Work to do – Skip the images. Copy the records exactly as written.

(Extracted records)
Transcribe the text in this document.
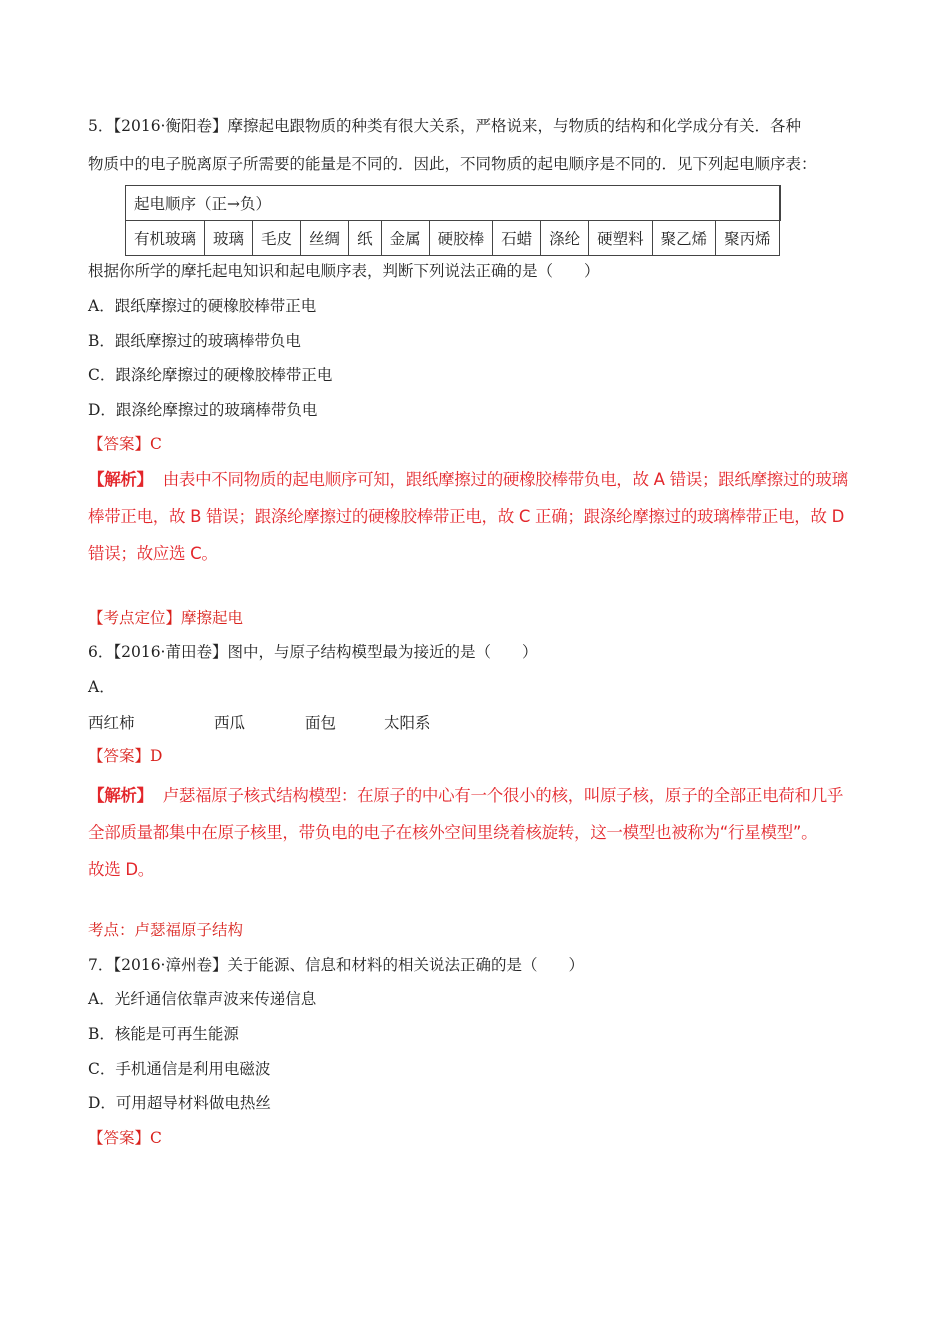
5．【2016·衡阳卷】摩擦起电跟物质的种类有很大关系，严格说来，与物质的结构和化学成分有关．各种
物质中的电子脱离原子所需要的能量是不同的．因此，不同物质的起电顺序是不同的．见下列起电顺序表：
起电顺序（正→负）												
有机玻璃	玻璃	毛皮	丝绸	纸	金属	硬胶棒	石蜡	涤纶	硬塑料	聚乙烯	聚丙烯	
根据你所学的摩托起电知识和起电顺序表，判断下列说法正确的是（　　）
A．跟纸摩擦过的硬橡胶棒带正电
B．跟纸摩擦过的玻璃棒带负电
C．跟涤纶摩擦过的硬橡胶棒带正电
D．跟涤纶摩擦过的玻璃棒带负电
【答案】C
【解析】 由表中不同物质的起电顺序可知，跟纸摩擦过的硬橡胶棒带负电，故 A 错误；跟纸摩擦过的玻璃
棒带正电，故 B 错误；跟涤纶摩擦过的硬橡胶棒带正电，故 C 正确；跟涤纶摩擦过的玻璃棒带正电，故 D
错误；故应选 C。
【考点定位】摩擦起电
6．【2016·莆田卷】图中，与原子结构模型最为接近的是（　　）
A．
西红柿	西瓜	面包	太阳系
【答案】D
【解析】 卢瑟福原子核式结构模型：在原子的中心有一个很小的核，叫原子核，原子的全部正电荷和几乎
全部质量都集中在原子核里，带负电的电子在核外空间里绕着核旋转，这一模型也被称为“行星模型”。
故选 D。
考点：卢瑟福原子结构
7．【2016·漳州卷】关于能源、信息和材料的相关说法正确的是（　　）
A．光纤通信依靠声波来传递信息
B．核能是可再生能源
C．手机通信是利用电磁波
D．可用超导材料做电热丝
【答案】C
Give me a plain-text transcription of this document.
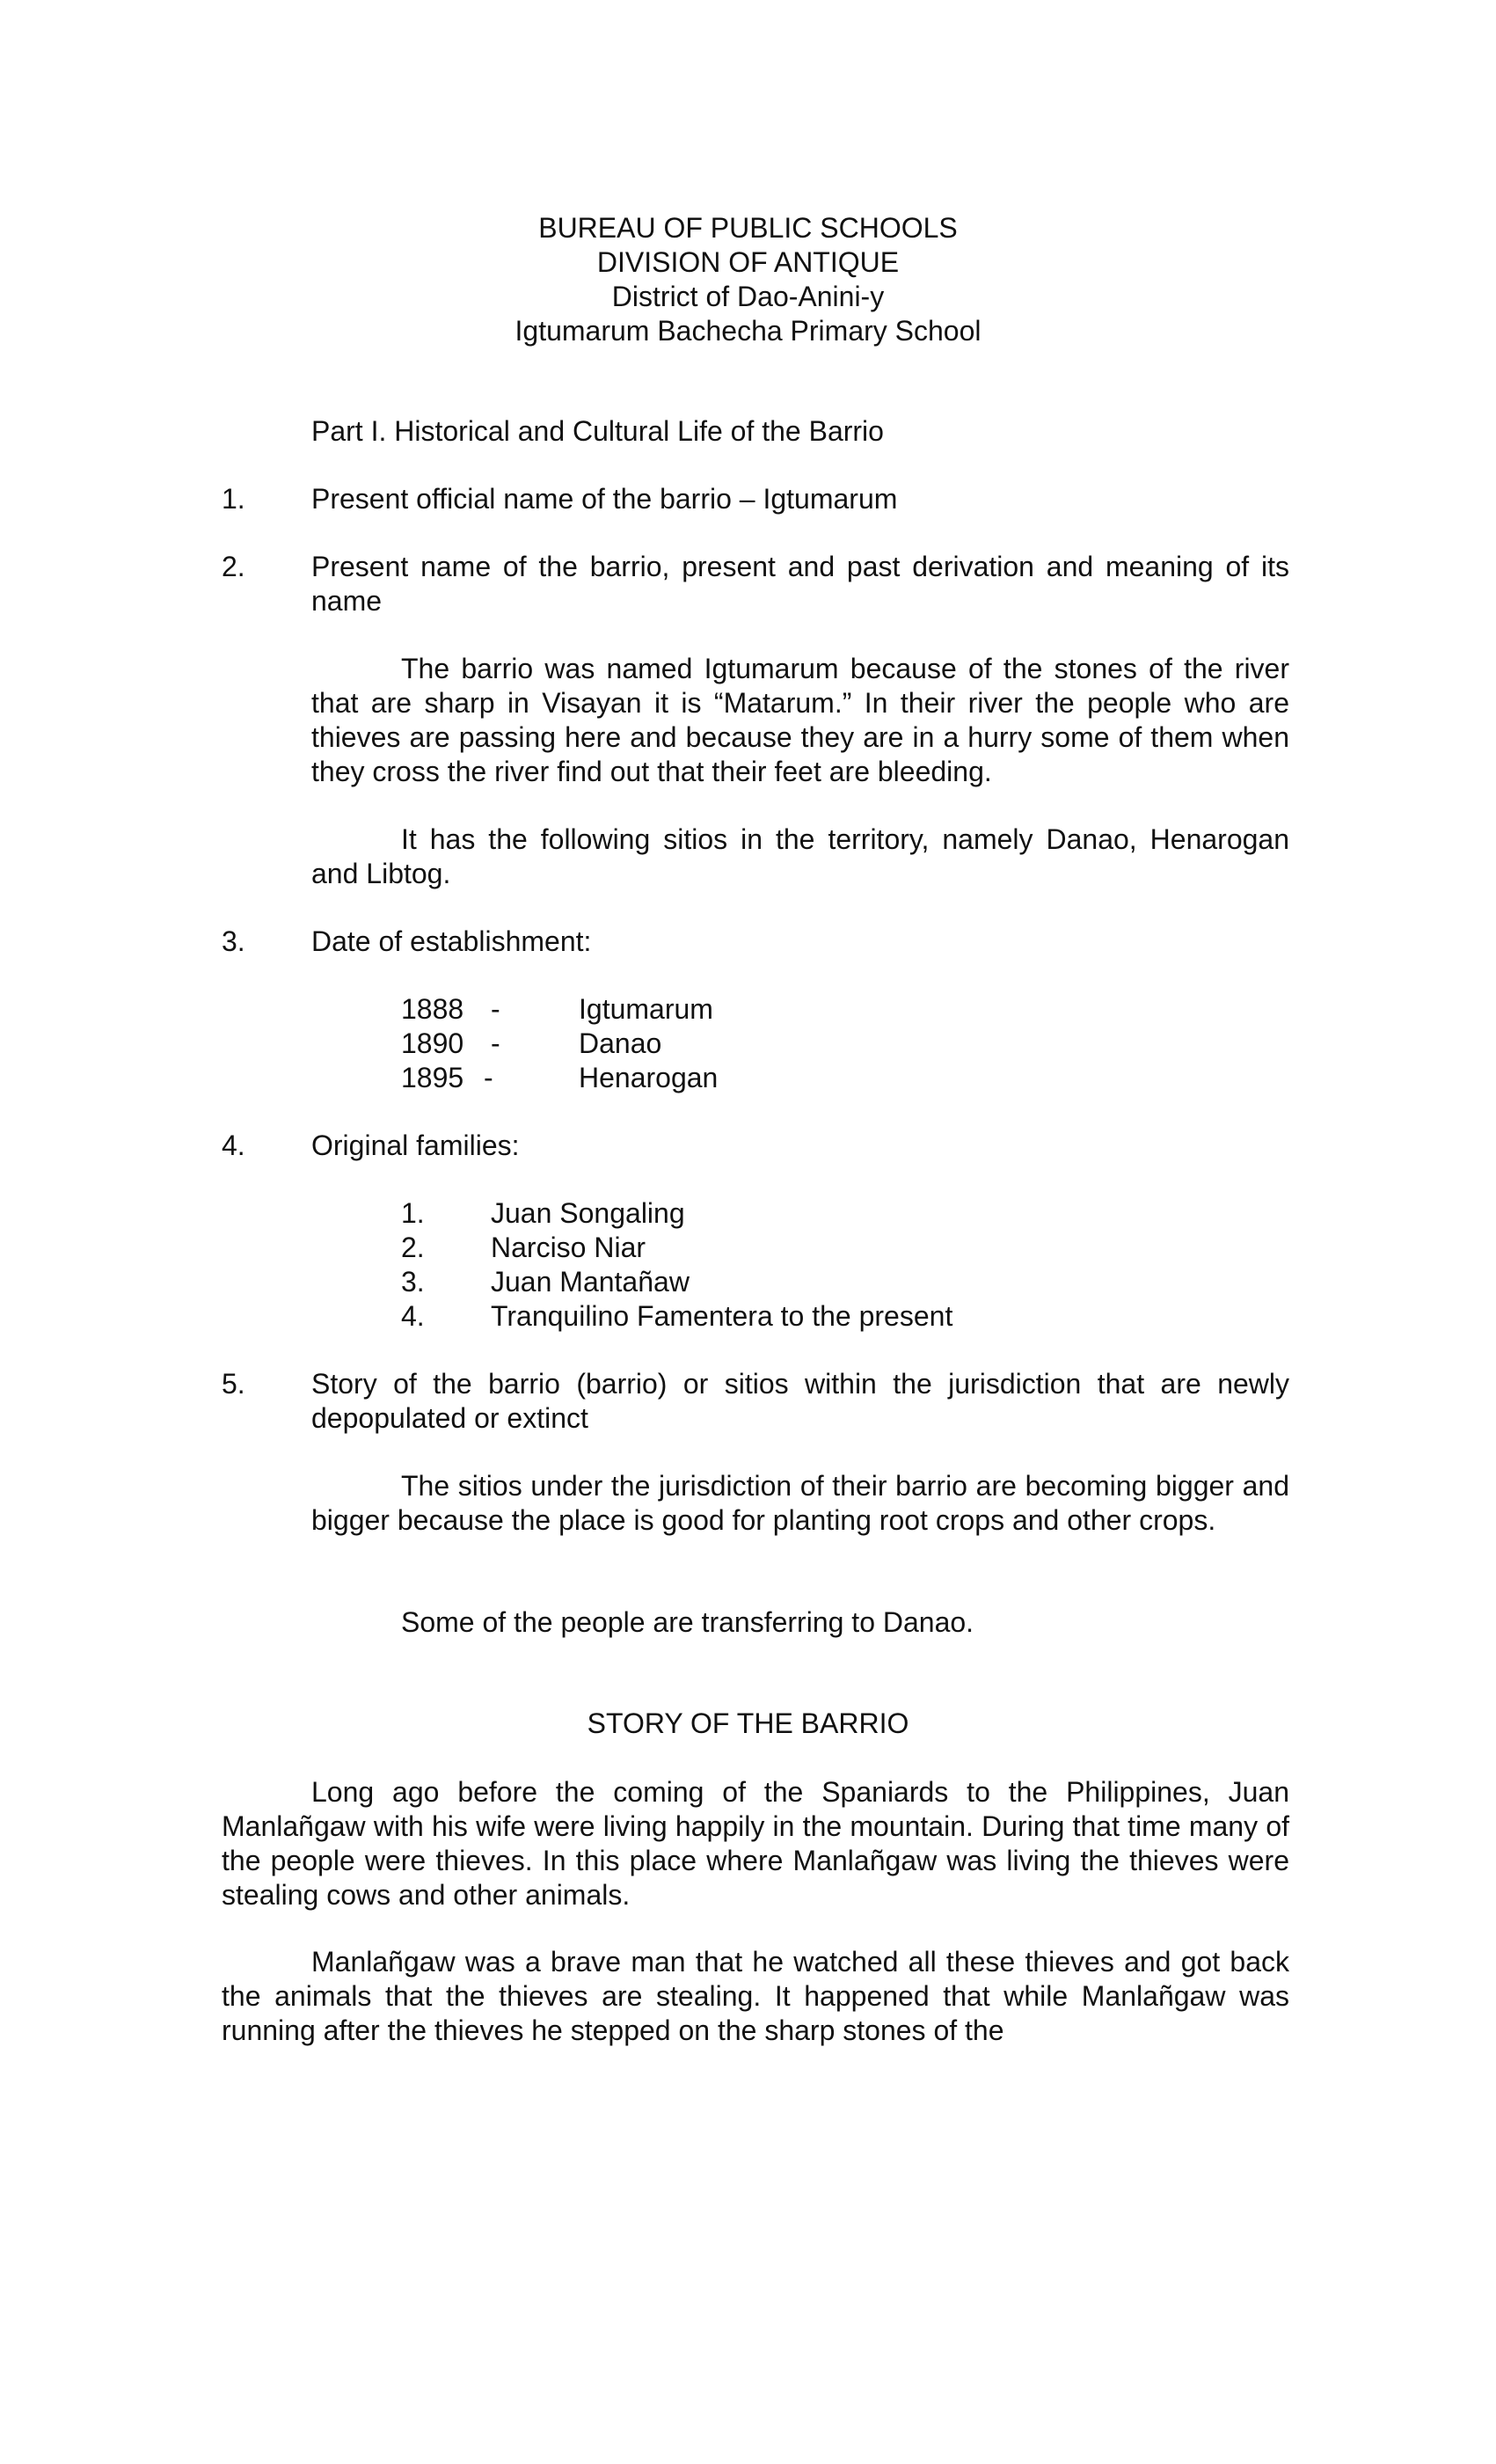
BUREAU OF PUBLIC SCHOOLS
DIVISION OF ANTIQUE
District of Dao-Anini-y
Igtumarum Bachecha Primary School
Part I. Historical and Cultural Life of the Barrio
1. Present official name of the barrio – Igtumarum
2. Present name of the barrio, present and past derivation and meaning of its name
The barrio was named Igtumarum because of the stones of the river that are sharp in Visayan it is “Matarum.” In their river the people who are thieves are passing here and because they are in a hurry some of them when they cross the river find out that their feet are bleeding.
It has the following sitios in the territory, namely Danao, Henarogan and Libtog.
3. Date of establishment:
1888 -	Igtumarum
1890 -	Danao
1895 -	Henarogan
4. Original families:
1. Juan Songaling
2. Narciso Niar
3. Juan Mantañaw
4. Tranquilino Famentera to the present
5. Story of the barrio (barrio) or sitios within the jurisdiction that are newly depopulated or extinct
The sitios under the jurisdiction of their barrio are becoming bigger and bigger because the place is good for planting root crops and other crops.
Some of the people are transferring to Danao.
STORY OF THE BARRIO
Long ago before the coming of the Spaniards to the Philippines, Juan Manlañgaw with his wife were living happily in the mountain. During that time many of the people were thieves. In this place where Manlañgaw was living the thieves were stealing cows and other animals.
Manlañgaw was a brave man that he watched all these thieves and got back the animals that the thieves are stealing. It happened that while Manlañgaw was running after the thieves he stepped on the sharp stones of the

Exercise output –
Transcribe the text in this document.
5．【2016·衡阳卷】摩擦起电跟物质的种类有很大关系，严格说来，与物质的结构和化学成分有关．各种
物质中的电子脱离原子所需要的能量是不同的．因此，不同物质的起电顺序是不同的．见下列起电顺序表：
起电顺序（正→负）												
有机玻璃	玻璃	毛皮	丝绸	纸	金属	硬胶棒	石蜡	涤纶	硬塑料	聚乙烯	聚丙烯	
根据你所学的摩托起电知识和起电顺序表，判断下列说法正确的是（　　）
A．跟纸摩擦过的硬橡胶棒带正电
B．跟纸摩擦过的玻璃棒带负电
C．跟涤纶摩擦过的硬橡胶棒带正电
D．跟涤纶摩擦过的玻璃棒带负电
【答案】C
【解析】 由表中不同物质的起电顺序可知，跟纸摩擦过的硬橡胶棒带负电，故 A 错误；跟纸摩擦过的玻璃
棒带正电，故 B 错误；跟涤纶摩擦过的硬橡胶棒带正电，故 C 正确；跟涤纶摩擦过的玻璃棒带正电，故 D
错误；故应选 C。
【考点定位】摩擦起电
6．【2016·莆田卷】图中，与原子结构模型最为接近的是（　　）
A．
西红柿	西瓜	面包	太阳系
【答案】D
【解析】 卢瑟福原子核式结构模型：在原子的中心有一个很小的核，叫原子核，原子的全部正电荷和几乎
全部质量都集中在原子核里，带负电的电子在核外空间里绕着核旋转，这一模型也被称为“行星模型”。
故选 D。
考点：卢瑟福原子结构
7．【2016·漳州卷】关于能源、信息和材料的相关说法正确的是（　　）
A．光纤通信依靠声波来传递信息
B．核能是可再生能源
C．手机通信是利用电磁波
D．可用超导材料做电热丝
【答案】C
Give me a plain-text transcription of this document.
BUREAU OF PUBLIC SCHOOLS
DIVISION OF ANTIQUE
District of Dao-Anini-y
Igtumarum Bachecha Primary School
Part I. Historical and Cultural Life of the Barrio
1. Present official name of the barrio – Igtumarum
2. Present name of the barrio, present and past derivation and meaning of its name
The barrio was named Igtumarum because of the stones of the river that are sharp in Visayan it is “Matarum.” In their river the people who are thieves are passing here and because they are in a hurry some of them when they cross the river find out that their feet are bleeding.
It has the following sitios in the territory, namely Danao, Henarogan and Libtog.
3. Date of establishment:
1888 -	Igtumarum
1890 -	Danao
1895 -	Henarogan
4. Original families:
1. Juan Songaling
2. Narciso Niar
3. Juan Mantañaw
4. Tranquilino Famentera to the present
5. Story of the barrio (barrio) or sitios within the jurisdiction that are newly depopulated or extinct
The sitios under the jurisdiction of their barrio are becoming bigger and bigger because the place is good for planting root crops and other crops.
Some of the people are transferring to Danao.
STORY OF THE BARRIO
Long ago before the coming of the Spaniards to the Philippines, Juan Manlañgaw with his wife were living happily in the mountain. During that time many of the people were thieves. In this place where Manlañgaw was living the thieves were stealing cows and other animals.
Manlañgaw was a brave man that he watched all these thieves and got back the animals that the thieves are stealing. It happened that while Manlañgaw was running after the thieves he stepped on the sharp stones of the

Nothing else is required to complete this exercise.